* Text segment *

* BEGIN *

Australia Singapore DTAA ends double taxation of income between Singapore and Australia and further lowers Singapore’s already-low tax rates for firms and individuals, it was one of several accords that Singapore and Australia signed in 1969.
WHAT IS THE DTAA BETWEEN AUSTRALIA AND SINGAPORE?
A DTAA “Double Tax Avoidance Agreement” is an agreement between two nations that intends to end the practice of taxing the same income twice. A DTAA prevents this from happening because the tax laws of the two nations frequently allow for double taxation if income flows from one to the other.
The DTAA may also offer lower tax rates for specific forms of income than their standard tax rates; these provisions are advantageous to taxpayers and can lessen their overall tax burden. The DTAA prevents corporate and personal income from being taxed twice.
Residents of the participating nations are granted tax reductions under the Australia-Singapore DTAA. When income would ordinarily be liable to tax in both countries, there is a tax deduction available.
In general, if a taxpayer lives in Australia and receives income from Singapore, his income may be subject to tax in both jurisdictions. Nonetheless, per the DTAA’s rules, Australia will offer tax relief by offsetting the tax payable to the Australia Tax Office with the tax paid in Singapore on the income. Singapore would act similarly if the situation were reversed.
The below guide on DTA applies to Australian and Singaporean tax residents.
PERMANENT ESTABLISHMENT
A permanent establishment (PE) is a fixed place of business through which a firm conducts all or part of its operations. Typical permanent establishments include places of management, branches, offices, factories, workshops, locations for the exploitation of natural resources, etc.
BUSINESS PROFITS
Only the nation where an enterprise resides is allowed to tax its profits. The business is subject to taxation in both the contracting nation and the country where its permanent establishment is located if it conducts business there. However, note that the contracting country’s tax obligation only extends to earnings made by the permanent establishment there.

* END *

* Information supplied *
* BEGIN *

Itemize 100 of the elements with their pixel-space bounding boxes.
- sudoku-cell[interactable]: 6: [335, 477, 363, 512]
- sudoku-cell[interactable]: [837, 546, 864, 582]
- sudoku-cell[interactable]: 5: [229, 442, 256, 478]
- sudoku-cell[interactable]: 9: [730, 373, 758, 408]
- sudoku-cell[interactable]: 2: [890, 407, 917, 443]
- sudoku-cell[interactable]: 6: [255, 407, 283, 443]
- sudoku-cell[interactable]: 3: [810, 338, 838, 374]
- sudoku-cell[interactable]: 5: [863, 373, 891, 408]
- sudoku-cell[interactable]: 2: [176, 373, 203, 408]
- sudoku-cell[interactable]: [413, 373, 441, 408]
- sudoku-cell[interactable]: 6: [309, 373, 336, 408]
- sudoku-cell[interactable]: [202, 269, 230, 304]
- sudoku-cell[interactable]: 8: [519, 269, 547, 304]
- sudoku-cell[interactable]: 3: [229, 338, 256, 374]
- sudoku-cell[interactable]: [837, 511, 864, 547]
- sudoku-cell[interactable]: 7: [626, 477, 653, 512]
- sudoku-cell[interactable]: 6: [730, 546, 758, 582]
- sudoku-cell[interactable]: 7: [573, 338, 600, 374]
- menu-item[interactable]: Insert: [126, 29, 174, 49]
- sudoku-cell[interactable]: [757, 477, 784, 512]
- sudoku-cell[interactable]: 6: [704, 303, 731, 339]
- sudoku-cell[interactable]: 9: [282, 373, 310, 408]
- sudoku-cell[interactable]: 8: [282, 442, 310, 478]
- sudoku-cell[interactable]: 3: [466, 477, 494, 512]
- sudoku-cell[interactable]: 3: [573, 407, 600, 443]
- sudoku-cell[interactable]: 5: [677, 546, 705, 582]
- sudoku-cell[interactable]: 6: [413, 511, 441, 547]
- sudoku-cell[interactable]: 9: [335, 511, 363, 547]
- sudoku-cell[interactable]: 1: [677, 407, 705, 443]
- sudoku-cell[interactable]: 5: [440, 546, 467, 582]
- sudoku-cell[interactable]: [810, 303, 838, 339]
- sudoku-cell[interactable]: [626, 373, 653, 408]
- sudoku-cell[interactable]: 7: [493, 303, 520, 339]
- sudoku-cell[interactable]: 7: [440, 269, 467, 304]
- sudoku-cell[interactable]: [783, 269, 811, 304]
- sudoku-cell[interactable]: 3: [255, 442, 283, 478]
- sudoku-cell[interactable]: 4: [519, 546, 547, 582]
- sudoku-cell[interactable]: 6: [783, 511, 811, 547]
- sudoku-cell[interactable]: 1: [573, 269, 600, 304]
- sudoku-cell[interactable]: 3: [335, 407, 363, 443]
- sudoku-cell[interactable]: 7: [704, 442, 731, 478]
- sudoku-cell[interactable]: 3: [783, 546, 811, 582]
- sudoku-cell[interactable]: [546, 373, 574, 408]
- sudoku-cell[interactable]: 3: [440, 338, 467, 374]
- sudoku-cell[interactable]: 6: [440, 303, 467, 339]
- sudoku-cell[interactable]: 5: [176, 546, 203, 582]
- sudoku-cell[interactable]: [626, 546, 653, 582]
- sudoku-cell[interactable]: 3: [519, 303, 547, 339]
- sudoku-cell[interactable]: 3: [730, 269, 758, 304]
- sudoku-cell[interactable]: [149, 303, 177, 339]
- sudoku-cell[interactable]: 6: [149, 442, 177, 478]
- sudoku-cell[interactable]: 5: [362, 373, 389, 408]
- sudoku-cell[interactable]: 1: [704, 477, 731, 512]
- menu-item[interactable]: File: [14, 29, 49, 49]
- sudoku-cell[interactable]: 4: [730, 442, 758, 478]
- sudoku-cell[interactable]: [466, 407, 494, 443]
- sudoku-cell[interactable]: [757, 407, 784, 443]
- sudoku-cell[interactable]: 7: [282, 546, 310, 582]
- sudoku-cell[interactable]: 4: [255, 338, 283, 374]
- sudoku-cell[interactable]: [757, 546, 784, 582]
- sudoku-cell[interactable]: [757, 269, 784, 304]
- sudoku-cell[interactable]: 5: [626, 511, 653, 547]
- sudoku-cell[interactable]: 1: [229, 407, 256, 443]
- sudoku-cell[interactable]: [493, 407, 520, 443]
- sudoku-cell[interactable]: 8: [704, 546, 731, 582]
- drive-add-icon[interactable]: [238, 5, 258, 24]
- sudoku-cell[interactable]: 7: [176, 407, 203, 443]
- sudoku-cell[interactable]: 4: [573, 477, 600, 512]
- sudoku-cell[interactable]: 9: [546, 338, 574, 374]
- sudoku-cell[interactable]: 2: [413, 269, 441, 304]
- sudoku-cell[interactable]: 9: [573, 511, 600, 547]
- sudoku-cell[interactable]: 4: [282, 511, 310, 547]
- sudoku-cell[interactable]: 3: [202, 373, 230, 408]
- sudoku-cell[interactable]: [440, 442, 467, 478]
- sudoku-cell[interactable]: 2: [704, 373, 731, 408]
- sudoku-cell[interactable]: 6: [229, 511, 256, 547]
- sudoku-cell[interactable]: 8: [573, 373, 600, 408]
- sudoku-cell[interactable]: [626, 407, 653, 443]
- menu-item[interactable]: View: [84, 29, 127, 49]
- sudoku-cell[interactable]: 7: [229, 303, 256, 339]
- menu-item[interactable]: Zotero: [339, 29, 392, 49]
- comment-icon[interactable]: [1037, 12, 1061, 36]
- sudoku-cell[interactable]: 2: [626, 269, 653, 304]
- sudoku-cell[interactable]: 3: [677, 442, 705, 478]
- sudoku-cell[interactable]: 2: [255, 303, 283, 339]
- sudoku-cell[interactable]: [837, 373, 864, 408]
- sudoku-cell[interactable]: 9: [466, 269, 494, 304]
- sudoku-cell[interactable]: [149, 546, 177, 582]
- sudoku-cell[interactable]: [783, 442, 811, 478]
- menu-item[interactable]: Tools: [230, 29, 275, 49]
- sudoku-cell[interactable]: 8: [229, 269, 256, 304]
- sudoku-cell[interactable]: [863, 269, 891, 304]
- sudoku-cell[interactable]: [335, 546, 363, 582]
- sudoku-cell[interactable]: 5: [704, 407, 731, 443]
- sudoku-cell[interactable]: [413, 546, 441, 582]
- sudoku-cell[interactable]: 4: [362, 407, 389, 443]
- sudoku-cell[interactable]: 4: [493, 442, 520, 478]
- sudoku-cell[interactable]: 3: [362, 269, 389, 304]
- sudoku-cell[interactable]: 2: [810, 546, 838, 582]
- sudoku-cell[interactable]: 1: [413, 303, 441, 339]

* END *

* Tasks to carry out *
1) According to the text on the Australia–Singapore DTAA, in what year did Singapore and Australia sign the accords that include it?
2) List every typical kind of permanent establishment that the text on the Australia–Singapore DTAA names.
3) Reproduce word for word the passage of the text on the Australia–Singapore DTAA between "The below guide" and "permanent establishment there.", inclusive.
The records come from a different source than the text.

* Answers to the tasks *
1) 1969

2) Places of management, branches, offices, factories, workshops, and locations for the exploitation of natural resources.

3)
The below guide on DTA applies to Australian and Singaporean tax residents.
PERMANENT ESTABLISHMENT
A permanent establishment (PE) is a fixed place of business through which a firm conducts all or part of its operations. Typical permanent establishments include places of management, branches, offices, factories, workshops, locations for the exploitation of natural resources, etc.
BUSINESS PROFITS
Only the nation where an enterprise resides is allowed to tax its profits. The business is subject to taxation in both the contracting nation and the country where its permanent establishment is located if it conducts business there. However, note that the contracting country’s tax obligation only extends to earnings made by the permanent establishment there.